▸ **TASK OBJECTIVE**:
Drop the pictures from the entries below, then reproduce the rest exactly.

Figure collection entries
+===+

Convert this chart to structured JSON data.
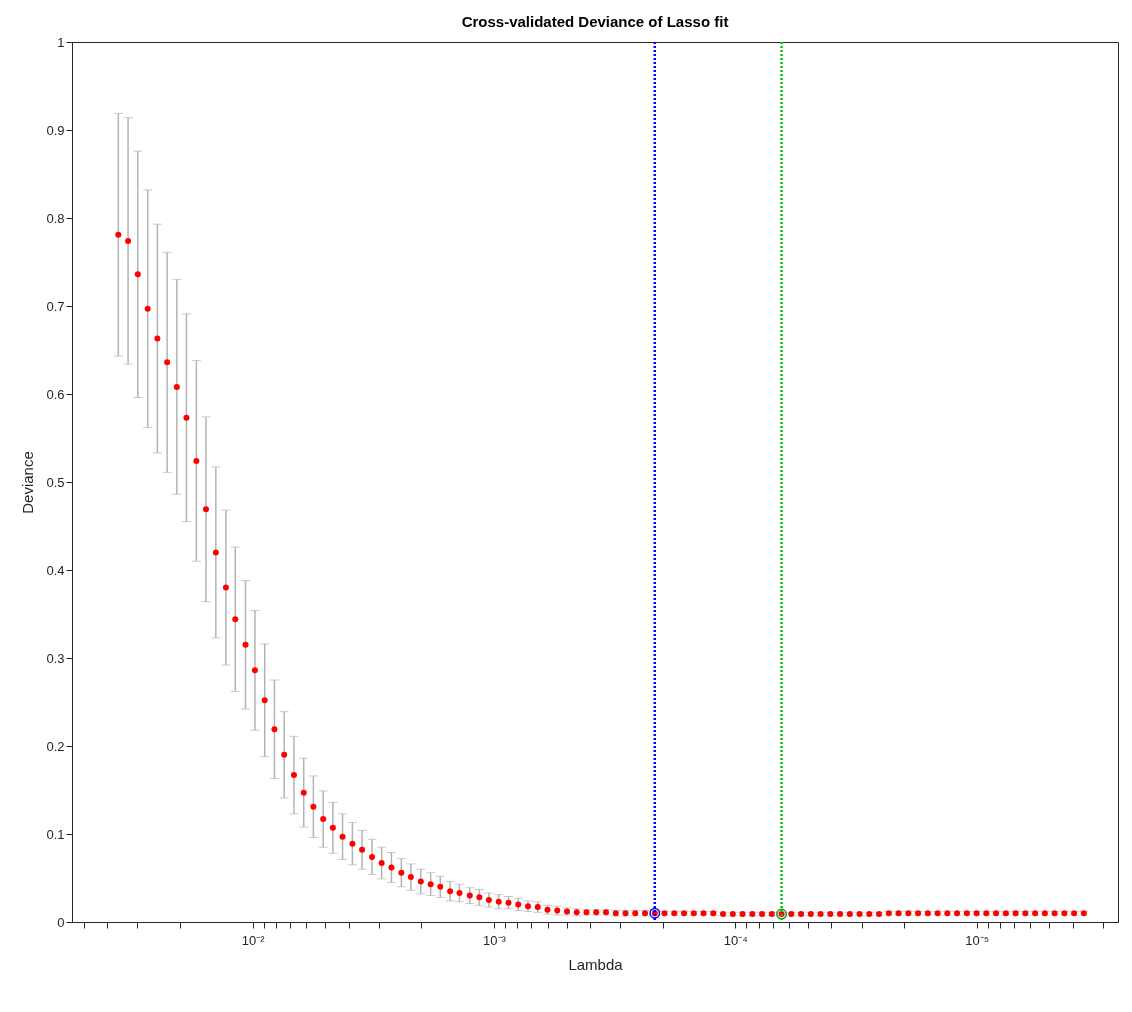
{
  "chart_data": {
    "type": "scatter",
    "title": "Cross-validated Deviance of Lasso fit",
    "xlabel": "Lambda",
    "ylabel": "Deviance",
    "log": "x",
    "grid": false,
    "marker": "circle",
    "xlim": [
      0.056,
      2.6e-06
    ],
    "xticks": [
      {
        "value": 0.05,
        "label": null
      },
      {
        "value": 0.04,
        "label": null
      },
      {
        "value": 0.03,
        "label": null
      },
      {
        "value": 0.02,
        "label": null
      },
      {
        "value": 0.01,
        "label": "10⁻²"
      },
      {
        "value": 0.009,
        "label": null
      },
      {
        "value": 0.008,
        "label": null
      },
      {
        "value": 0.007,
        "label": null
      },
      {
        "value": 0.006,
        "label": null
      },
      {
        "value": 0.005,
        "label": null
      },
      {
        "value": 0.004,
        "label": null
      },
      {
        "value": 0.003,
        "label": null
      },
      {
        "value": 0.002,
        "label": null
      },
      {
        "value": 0.001,
        "label": "10⁻³"
      },
      {
        "value": 0.0009,
        "label": null
      },
      {
        "value": 0.0008,
        "label": null
      },
      {
        "value": 0.0007,
        "label": null
      },
      {
        "value": 0.0006,
        "label": null
      },
      {
        "value": 0.0005,
        "label": null
      },
      {
        "value": 0.0004,
        "label": null
      },
      {
        "value": 0.0003,
        "label": null
      },
      {
        "value": 0.0002,
        "label": null
      },
      {
        "value": 0.0001,
        "label": "10⁻⁴"
      },
      {
        "value": 9e-05,
        "label": null
      },
      {
        "value": 8e-05,
        "label": null
      },
      {
        "value": 7e-05,
        "label": null
      },
      {
        "value": 6e-05,
        "label": null
      },
      {
        "value": 5e-05,
        "label": null
      },
      {
        "value": 4e-05,
        "label": null
      },
      {
        "value": 3e-05,
        "label": null
      },
      {
        "value": 2e-05,
        "label": null
      },
      {
        "value": 1e-05,
        "label": "10⁻⁵"
      },
      {
        "value": 9e-06,
        "label": null
      },
      {
        "value": 8e-06,
        "label": null
      },
      {
        "value": 7e-06,
        "label": null
      },
      {
        "value": 6e-06,
        "label": null
      },
      {
        "value": 5e-06,
        "label": null
      },
      {
        "value": 4e-06,
        "label": null
      },
      {
        "value": 3e-06,
        "label": null
      }
    ],
    "ylim": [
      0,
      1
    ],
    "yticks": [
      0,
      0.1,
      0.2,
      0.3,
      0.4,
      0.5,
      0.6,
      0.7,
      0.8,
      0.9,
      1
    ],
    "series": [
      {
        "color": "#ff0000",
        "x": [
          0.036,
          0.0328,
          0.0299,
          0.0272,
          0.0248,
          0.0226,
          0.0206,
          0.0188,
          0.0171,
          0.0156,
          0.0142,
          0.0129,
          0.0118,
          0.0107,
          0.00978,
          0.00891,
          0.00812,
          0.0074,
          0.00674,
          0.00614,
          0.0056,
          0.0051,
          0.00465,
          0.00424,
          0.00386,
          0.00352,
          0.0032,
          0.00292,
          0.00266,
          0.00242,
          0.00221,
          0.00201,
          0.00183,
          0.00167,
          0.00152,
          0.00139,
          0.00126,
          0.00115,
          0.00105,
          0.000956,
          0.000871,
          0.0007935,
          0.0007231,
          0.0006589,
          0.0006003,
          0.000547,
          0.0004984,
          0.0004542,
          0.0004138,
          0.0003771,
          0.0003436,
          0.0003131,
          0.0002852,
          0.0002599,
          0.0002368,
          0.0002158,
          0.0001966,
          0.0001791,
          0.0001632,
          0.0001487,
          0.0001355,
          0.0001235,
          0.0001125,
          0.0001025,
          9.342e-05,
          8.511e-05,
          7.755e-05,
          7.066e-05,
          6.439e-05,
          5.866e-05,
          5.346e-05,
          4.871e-05,
          4.438e-05,
          4.044e-05,
          3.685e-05,
          3.357e-05,
          3.059e-05,
          2.788e-05,
          2.54e-05,
          2.314e-05,
          2.109e-05,
          1.921e-05,
          1.751e-05,
          1.595e-05,
          1.453e-05,
          1.324e-05,
          1.207e-05,
          1.099e-05,
          1.002e-05,
          9.129e-06,
          8.318e-06,
          7.579e-06,
          6.906e-06,
          6.292e-06,
          5.733e-06,
          5.224e-06,
          4.76e-06,
          4.337e-06,
          3.952e-06,
          3.602e-06
        ],
        "values": [
          0.781,
          0.774,
          0.736,
          0.697,
          0.663,
          0.636,
          0.608,
          0.573,
          0.524,
          0.469,
          0.42,
          0.38,
          0.344,
          0.315,
          0.286,
          0.252,
          0.219,
          0.19,
          0.167,
          0.147,
          0.131,
          0.117,
          0.107,
          0.097,
          0.089,
          0.082,
          0.074,
          0.067,
          0.062,
          0.056,
          0.051,
          0.046,
          0.043,
          0.04,
          0.035,
          0.033,
          0.03,
          0.028,
          0.025,
          0.023,
          0.022,
          0.02,
          0.018,
          0.017,
          0.014,
          0.013,
          0.012,
          0.011,
          0.011,
          0.011,
          0.011,
          0.01,
          0.01,
          0.01,
          0.01,
          0.01,
          0.01,
          0.01,
          0.01,
          0.01,
          0.01,
          0.01,
          0.009,
          0.009,
          0.009,
          0.009,
          0.009,
          0.009,
          0.009,
          0.009,
          0.009,
          0.009,
          0.009,
          0.009,
          0.009,
          0.009,
          0.009,
          0.009,
          0.009,
          0.01,
          0.01,
          0.01,
          0.01,
          0.01,
          0.01,
          0.01,
          0.01,
          0.01,
          0.01,
          0.01,
          0.01,
          0.01,
          0.01,
          0.01,
          0.01,
          0.01,
          0.01,
          0.01,
          0.01,
          0.01
        ],
        "errors": [
          0.138,
          0.14,
          0.14,
          0.135,
          0.13,
          0.125,
          0.122,
          0.118,
          0.114,
          0.105,
          0.097,
          0.088,
          0.082,
          0.073,
          0.068,
          0.064,
          0.056,
          0.049,
          0.044,
          0.039,
          0.035,
          0.032,
          0.029,
          0.026,
          0.024,
          0.022,
          0.02,
          0.018,
          0.017,
          0.016,
          0.015,
          0.014,
          0.013,
          0.012,
          0.011,
          0.01,
          0.009,
          0.009,
          0.008,
          0.008,
          0.007,
          0.007,
          0.006,
          0.006,
          0.005,
          0.005,
          0.004,
          0.004,
          0.003,
          0.003,
          0.003,
          0.003,
          0.003,
          0.003,
          0.003,
          0.003,
          0.002,
          0.002,
          0.002,
          0.002,
          0.002,
          0.002,
          0.002,
          0.002,
          0.002,
          0.002,
          0.002,
          0.002,
          0.002,
          0.002,
          0.002,
          0.002,
          0.002,
          0.002,
          0.002,
          0.002,
          0.002,
          0.002,
          0.002,
          0.002,
          0.002,
          0.002,
          0.002,
          0.002,
          0.002,
          0.002,
          0.002,
          0.002,
          0.002,
          0.002,
          0.002,
          0.002,
          0.002,
          0.002,
          0.002,
          0.002,
          0.002,
          0.002,
          0.002,
          0.002
        ]
      },
      {
        "color": "#0000ff",
        "x": [
          0.0002158
        ],
        "values": [
          0.01
        ]
      },
      {
        "color": "#228b22",
        "x": [
          6.439e-05
        ],
        "values": [
          0.009
        ]
      }
    ],
    "ref_lines": [
      {
        "axis": "x",
        "value": 0.0002158,
        "color": "#0000ff",
        "line_style": "dotted"
      },
      {
        "axis": "x",
        "value": 6.439e-05,
        "color": "#00cc00",
        "line_style": "dotted"
      }
    ]
  }
}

+===+

▸ **REPLY**:
Convert this chart to structured JSON data.
{
  "chart_data": {
    "type": "scatter",
    "title": "Cross-validated Deviance of Lasso fit",
    "xlabel": "Lambda",
    "ylabel": "Deviance",
    "log": "x",
    "grid": false,
    "marker": "circle",
    "xlim": [
      0.056,
      2.6e-06
    ],
    "xticks": [
      {
        "value": 0.05,
        "label": null
      },
      {
        "value": 0.04,
        "label": null
      },
      {
        "value": 0.03,
        "label": null
      },
      {
        "value": 0.02,
        "label": null
      },
      {
        "value": 0.01,
        "label": "10⁻²"
      },
      {
        "value": 0.009,
        "label": null
      },
      {
        "value": 0.008,
        "label": null
      },
      {
        "value": 0.007,
        "label": null
      },
      {
        "value": 0.006,
        "label": null
      },
      {
        "value": 0.005,
        "label": null
      },
      {
        "value": 0.004,
        "label": null
      },
      {
        "value": 0.003,
        "label": null
      },
      {
        "value": 0.002,
        "label": null
      },
      {
        "value": 0.001,
        "label": "10⁻³"
      },
      {
        "value": 0.0009,
        "label": null
      },
      {
        "value": 0.0008,
        "label": null
      },
      {
        "value": 0.0007,
        "label": null
      },
      {
        "value": 0.0006,
        "label": null
      },
      {
        "value": 0.0005,
        "label": null
      },
      {
        "value": 0.0004,
        "label": null
      },
      {
        "value": 0.0003,
        "label": null
      },
      {
        "value": 0.0002,
        "label": null
      },
      {
        "value": 0.0001,
        "label": "10⁻⁴"
      },
      {
        "value": 9e-05,
        "label": null
      },
      {
        "value": 8e-05,
        "label": null
      },
      {
        "value": 7e-05,
        "label": null
      },
      {
        "value": 6e-05,
        "label": null
      },
      {
        "value": 5e-05,
        "label": null
      },
      {
        "value": 4e-05,
        "label": null
      },
      {
        "value": 3e-05,
        "label": null
      },
      {
        "value": 2e-05,
        "label": null
      },
      {
        "value": 1e-05,
        "label": "10⁻⁵"
      },
      {
        "value": 9e-06,
        "label": null
      },
      {
        "value": 8e-06,
        "label": null
      },
      {
        "value": 7e-06,
        "label": null
      },
      {
        "value": 6e-06,
        "label": null
      },
      {
        "value": 5e-06,
        "label": null
      },
      {
        "value": 4e-06,
        "label": null
      },
      {
        "value": 3e-06,
        "label": null
      }
    ],
    "ylim": [
      0,
      1
    ],
    "yticks": [
      0,
      0.1,
      0.2,
      0.3,
      0.4,
      0.5,
      0.6,
      0.7,
      0.8,
      0.9,
      1
    ],
    "series": [
      {
        "color": "#ff0000",
        "x": [
          0.036,
          0.0328,
          0.0299,
          0.0272,
          0.0248,
          0.0226,
          0.0206,
          0.0188,
          0.0171,
          0.0156,
          0.0142,
          0.0129,
          0.0118,
          0.0107,
          0.00978,
          0.00891,
          0.00812,
          0.0074,
          0.00674,
          0.00614,
          0.0056,
          0.0051,
          0.00465,
          0.00424,
          0.00386,
          0.00352,
          0.0032,
          0.00292,
          0.00266,
          0.00242,
          0.00221,
          0.00201,
          0.00183,
          0.00167,
          0.00152,
          0.00139,
          0.00126,
          0.00115,
          0.00105,
          0.000956,
          0.000871,
          0.0007935,
          0.0007231,
          0.0006589,
          0.0006003,
          0.000547,
          0.0004984,
          0.0004542,
          0.0004138,
          0.0003771,
          0.0003436,
          0.0003131,
          0.0002852,
          0.0002599,
          0.0002368,
          0.0002158,
          0.0001966,
          0.0001791,
          0.0001632,
          0.0001487,
          0.0001355,
          0.0001235,
          0.0001125,
          0.0001025,
          9.342e-05,
          8.511e-05,
          7.755e-05,
          7.066e-05,
          6.439e-05,
          5.866e-05,
          5.346e-05,
          4.871e-05,
          4.438e-05,
          4.044e-05,
          3.685e-05,
          3.357e-05,
          3.059e-05,
          2.788e-05,
          2.54e-05,
          2.314e-05,
          2.109e-05,
          1.921e-05,
          1.751e-05,
          1.595e-05,
          1.453e-05,
          1.324e-05,
          1.207e-05,
          1.099e-05,
          1.002e-05,
          9.129e-06,
          8.318e-06,
          7.579e-06,
          6.906e-06,
          6.292e-06,
          5.733e-06,
          5.224e-06,
          4.76e-06,
          4.337e-06,
          3.952e-06,
          3.602e-06
        ],
        "values": [
          0.781,
          0.774,
          0.736,
          0.697,
          0.663,
          0.636,
          0.608,
          0.573,
          0.524,
          0.469,
          0.42,
          0.38,
          0.344,
          0.315,
          0.286,
          0.252,
          0.219,
          0.19,
          0.167,
          0.147,
          0.131,
          0.117,
          0.107,
          0.097,
          0.089,
          0.082,
          0.074,
          0.067,
          0.062,
          0.056,
          0.051,
          0.046,
          0.043,
          0.04,
          0.035,
          0.033,
          0.03,
          0.028,
          0.025,
          0.023,
          0.022,
          0.02,
          0.018,
          0.017,
          0.014,
          0.013,
          0.012,
          0.011,
          0.011,
          0.011,
          0.011,
          0.01,
          0.01,
          0.01,
          0.01,
          0.01,
          0.01,
          0.01,
          0.01,
          0.01,
          0.01,
          0.01,
          0.009,
          0.009,
          0.009,
          0.009,
          0.009,
          0.009,
          0.009,
          0.009,
          0.009,
          0.009,
          0.009,
          0.009,
          0.009,
          0.009,
          0.009,
          0.009,
          0.009,
          0.01,
          0.01,
          0.01,
          0.01,
          0.01,
          0.01,
          0.01,
          0.01,
          0.01,
          0.01,
          0.01,
          0.01,
          0.01,
          0.01,
          0.01,
          0.01,
          0.01,
          0.01,
          0.01,
          0.01,
          0.01
        ],
        "errors": [
          0.138,
          0.14,
          0.14,
          0.135,
          0.13,
          0.125,
          0.122,
          0.118,
          0.114,
          0.105,
          0.097,
          0.088,
          0.082,
          0.073,
          0.068,
          0.064,
          0.056,
          0.049,
          0.044,
          0.039,
          0.035,
          0.032,
          0.029,
          0.026,
          0.024,
          0.022,
          0.02,
          0.018,
          0.017,
          0.016,
          0.015,
          0.014,
          0.013,
          0.012,
          0.011,
          0.01,
          0.009,
          0.009,
          0.008,
          0.008,
          0.007,
          0.007,
          0.006,
          0.006,
          0.005,
          0.005,
          0.004,
          0.004,
          0.003,
          0.003,
          0.003,
          0.003,
          0.003,
          0.003,
          0.003,
          0.003,
          0.002,
          0.002,
          0.002,
          0.002,
          0.002,
          0.002,
          0.002,
          0.002,
          0.002,
          0.002,
          0.002,
          0.002,
          0.002,
          0.002,
          0.002,
          0.002,
          0.002,
          0.002,
          0.002,
          0.002,
          0.002,
          0.002,
          0.002,
          0.002,
          0.002,
          0.002,
          0.002,
          0.002,
          0.002,
          0.002,
          0.002,
          0.002,
          0.002,
          0.002,
          0.002,
          0.002,
          0.002,
          0.002,
          0.002,
          0.002,
          0.002,
          0.002,
          0.002,
          0.002
        ]
      },
      {
        "color": "#0000ff",
        "x": [
          0.0002158
        ],
        "values": [
          0.01
        ]
      },
      {
        "color": "#228b22",
        "x": [
          6.439e-05
        ],
        "values": [
          0.009
        ]
      }
    ],
    "ref_lines": [
      {
        "axis": "x",
        "value": 0.0002158,
        "color": "#0000ff",
        "line_style": "dotted"
      },
      {
        "axis": "x",
        "value": 6.439e-05,
        "color": "#00cc00",
        "line_style": "dotted"
      }
    ]
  }
}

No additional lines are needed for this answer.